** Do this **
Extend the passage below on the Malthusian trap, starting right after its last sentence.

** Text to read **
At C, the wage has reached subsistence level again. The population remains constant (point C′). The population is higher at equilibrium C than it was at equilibrium A.

Imagine that the population growth curve in the right panel of Figure 2.16 shifted to the left (with fewer people being born, or more people dying, at any level of wages). Explain what would happen to living standards describing the transition to the new equilibrium.

History, instability, and growthInnovation

2.9 The Malthusian trap and long-term economic stagnation

The major long-run impact of better technology in this Malthusian world was therefore more people. The writer H. G. Wells, author of War of the Worlds, wrote in 1905 that humanity ‘spent the great gifts of science as rapidly as it got them in a mere insensate multiplication of the common life’.

** Element and coordinate records **
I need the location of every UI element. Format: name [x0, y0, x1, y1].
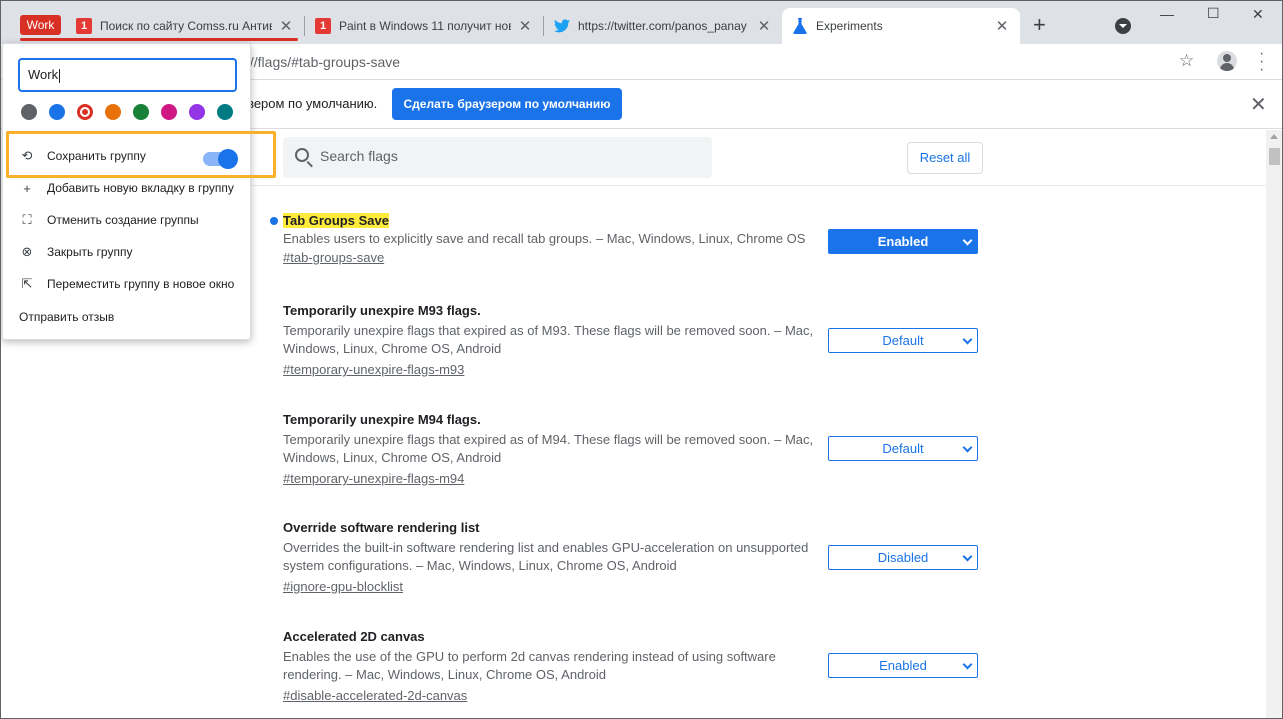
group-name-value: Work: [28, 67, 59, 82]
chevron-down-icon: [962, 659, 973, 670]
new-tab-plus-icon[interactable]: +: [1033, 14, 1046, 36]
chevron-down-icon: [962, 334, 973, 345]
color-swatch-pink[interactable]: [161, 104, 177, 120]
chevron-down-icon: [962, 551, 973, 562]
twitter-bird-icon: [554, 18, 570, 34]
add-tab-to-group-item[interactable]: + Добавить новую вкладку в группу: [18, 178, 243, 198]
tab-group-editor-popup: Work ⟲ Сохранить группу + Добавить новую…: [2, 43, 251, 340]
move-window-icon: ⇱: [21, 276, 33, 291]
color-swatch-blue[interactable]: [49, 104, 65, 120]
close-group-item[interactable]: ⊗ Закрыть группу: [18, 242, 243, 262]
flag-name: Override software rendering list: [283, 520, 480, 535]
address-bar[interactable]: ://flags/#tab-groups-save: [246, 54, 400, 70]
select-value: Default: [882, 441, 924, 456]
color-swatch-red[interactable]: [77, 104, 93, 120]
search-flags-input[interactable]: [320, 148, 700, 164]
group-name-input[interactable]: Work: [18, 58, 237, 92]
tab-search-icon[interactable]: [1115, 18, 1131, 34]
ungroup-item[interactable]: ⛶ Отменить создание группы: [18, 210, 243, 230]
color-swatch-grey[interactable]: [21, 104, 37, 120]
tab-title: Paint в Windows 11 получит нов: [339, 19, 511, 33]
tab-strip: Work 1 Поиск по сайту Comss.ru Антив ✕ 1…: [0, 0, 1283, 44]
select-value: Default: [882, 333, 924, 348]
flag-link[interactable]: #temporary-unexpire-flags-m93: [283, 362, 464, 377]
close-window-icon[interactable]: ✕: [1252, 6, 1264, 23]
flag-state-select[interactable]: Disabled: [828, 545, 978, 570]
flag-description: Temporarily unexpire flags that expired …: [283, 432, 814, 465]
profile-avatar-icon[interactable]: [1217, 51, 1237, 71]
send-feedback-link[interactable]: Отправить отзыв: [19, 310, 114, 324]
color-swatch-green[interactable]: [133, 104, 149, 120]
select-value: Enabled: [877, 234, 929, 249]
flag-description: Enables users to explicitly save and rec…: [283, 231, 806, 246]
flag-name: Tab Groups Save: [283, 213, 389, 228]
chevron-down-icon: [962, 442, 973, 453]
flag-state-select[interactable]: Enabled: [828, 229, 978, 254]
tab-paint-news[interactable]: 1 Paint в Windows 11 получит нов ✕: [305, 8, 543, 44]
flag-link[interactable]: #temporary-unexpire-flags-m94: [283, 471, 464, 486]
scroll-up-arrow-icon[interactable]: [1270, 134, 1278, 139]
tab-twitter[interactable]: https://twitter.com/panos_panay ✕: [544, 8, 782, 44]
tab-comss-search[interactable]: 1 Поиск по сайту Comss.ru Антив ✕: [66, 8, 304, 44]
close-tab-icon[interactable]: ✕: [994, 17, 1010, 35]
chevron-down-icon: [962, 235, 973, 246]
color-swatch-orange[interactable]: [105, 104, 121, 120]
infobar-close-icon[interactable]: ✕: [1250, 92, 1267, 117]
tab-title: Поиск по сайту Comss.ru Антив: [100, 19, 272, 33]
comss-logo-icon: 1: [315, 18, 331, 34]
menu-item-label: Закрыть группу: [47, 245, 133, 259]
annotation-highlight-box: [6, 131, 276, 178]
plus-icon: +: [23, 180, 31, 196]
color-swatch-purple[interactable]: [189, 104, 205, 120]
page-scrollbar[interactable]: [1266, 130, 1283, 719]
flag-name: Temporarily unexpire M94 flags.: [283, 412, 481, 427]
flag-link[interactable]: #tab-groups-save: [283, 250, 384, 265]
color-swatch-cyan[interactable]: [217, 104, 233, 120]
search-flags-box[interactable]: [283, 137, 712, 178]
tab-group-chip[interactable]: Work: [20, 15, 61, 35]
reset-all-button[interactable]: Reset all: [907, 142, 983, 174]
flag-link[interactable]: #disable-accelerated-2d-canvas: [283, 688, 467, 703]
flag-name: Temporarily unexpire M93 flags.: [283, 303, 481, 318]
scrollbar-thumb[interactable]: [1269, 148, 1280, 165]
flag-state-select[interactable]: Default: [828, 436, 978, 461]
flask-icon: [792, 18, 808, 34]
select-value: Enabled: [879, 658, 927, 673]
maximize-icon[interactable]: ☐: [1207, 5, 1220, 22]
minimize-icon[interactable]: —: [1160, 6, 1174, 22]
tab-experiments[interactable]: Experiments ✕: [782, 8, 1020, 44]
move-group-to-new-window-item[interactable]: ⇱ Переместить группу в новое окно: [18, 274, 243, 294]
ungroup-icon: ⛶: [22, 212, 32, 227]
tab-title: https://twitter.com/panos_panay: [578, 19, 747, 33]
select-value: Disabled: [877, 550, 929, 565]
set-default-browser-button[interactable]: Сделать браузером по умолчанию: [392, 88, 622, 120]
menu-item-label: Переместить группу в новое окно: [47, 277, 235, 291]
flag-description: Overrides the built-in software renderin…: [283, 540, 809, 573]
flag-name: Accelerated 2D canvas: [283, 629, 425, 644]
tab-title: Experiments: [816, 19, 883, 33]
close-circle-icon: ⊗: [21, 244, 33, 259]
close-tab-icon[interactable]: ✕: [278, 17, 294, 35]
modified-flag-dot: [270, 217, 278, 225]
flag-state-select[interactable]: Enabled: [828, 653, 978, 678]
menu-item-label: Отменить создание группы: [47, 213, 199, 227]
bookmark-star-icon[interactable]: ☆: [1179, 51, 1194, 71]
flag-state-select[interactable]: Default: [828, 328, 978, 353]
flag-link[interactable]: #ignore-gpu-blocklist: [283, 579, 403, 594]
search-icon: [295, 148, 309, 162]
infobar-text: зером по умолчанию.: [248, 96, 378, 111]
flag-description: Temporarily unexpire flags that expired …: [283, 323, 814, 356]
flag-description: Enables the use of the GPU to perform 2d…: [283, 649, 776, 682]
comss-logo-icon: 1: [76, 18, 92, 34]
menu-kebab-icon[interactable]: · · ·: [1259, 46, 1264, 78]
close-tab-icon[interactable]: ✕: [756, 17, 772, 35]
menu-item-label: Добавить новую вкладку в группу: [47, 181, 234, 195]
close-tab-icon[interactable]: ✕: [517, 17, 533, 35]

** Output **
So we now have a possible explanation of the long, flat portion of the hockey stick. Human beings periodically invented better ways of making things, both in agriculture and in industry, and this periodically raised the incomes of farmers and employees above subsistence. The Malthusian interpretation was that higher real wages led young couples to marry earlier and have more children, and they also led to lower death rates. Population growth eventually forced real wages back to subsistence levels, which might explain why China and India, with relatively sophisticated economies at the time, ended up with large populations but—until recently—very low incomes.

As with our model of innovation rents, relative prices and technological improvements, we need to ask: can we find evidence to support the central prediction of the Malthusian model, that incomes will return to subsistence level?

Figure 2.18 is consistent with what Malthus predicted. From the end of the thirteenth century to the beginning of the seventeenth century, Britain oscillated between periods of higher wages, leading to larger populations, leading to lower wages, leading to smaller populations, leading to … and so on, a vicious circle.

We get a different view of the vicious circle by taking Figure 2.18 and focusing on the period between 1340 and 1600, shown in Figure 2.19. As a result of the outbreak of bubonic plague known as the Black Death, from 1349 to 1351 between a quarter and a third of Europe’s population died. The lower part of the figure shows the causal linkages that led to the effects we see in the top part.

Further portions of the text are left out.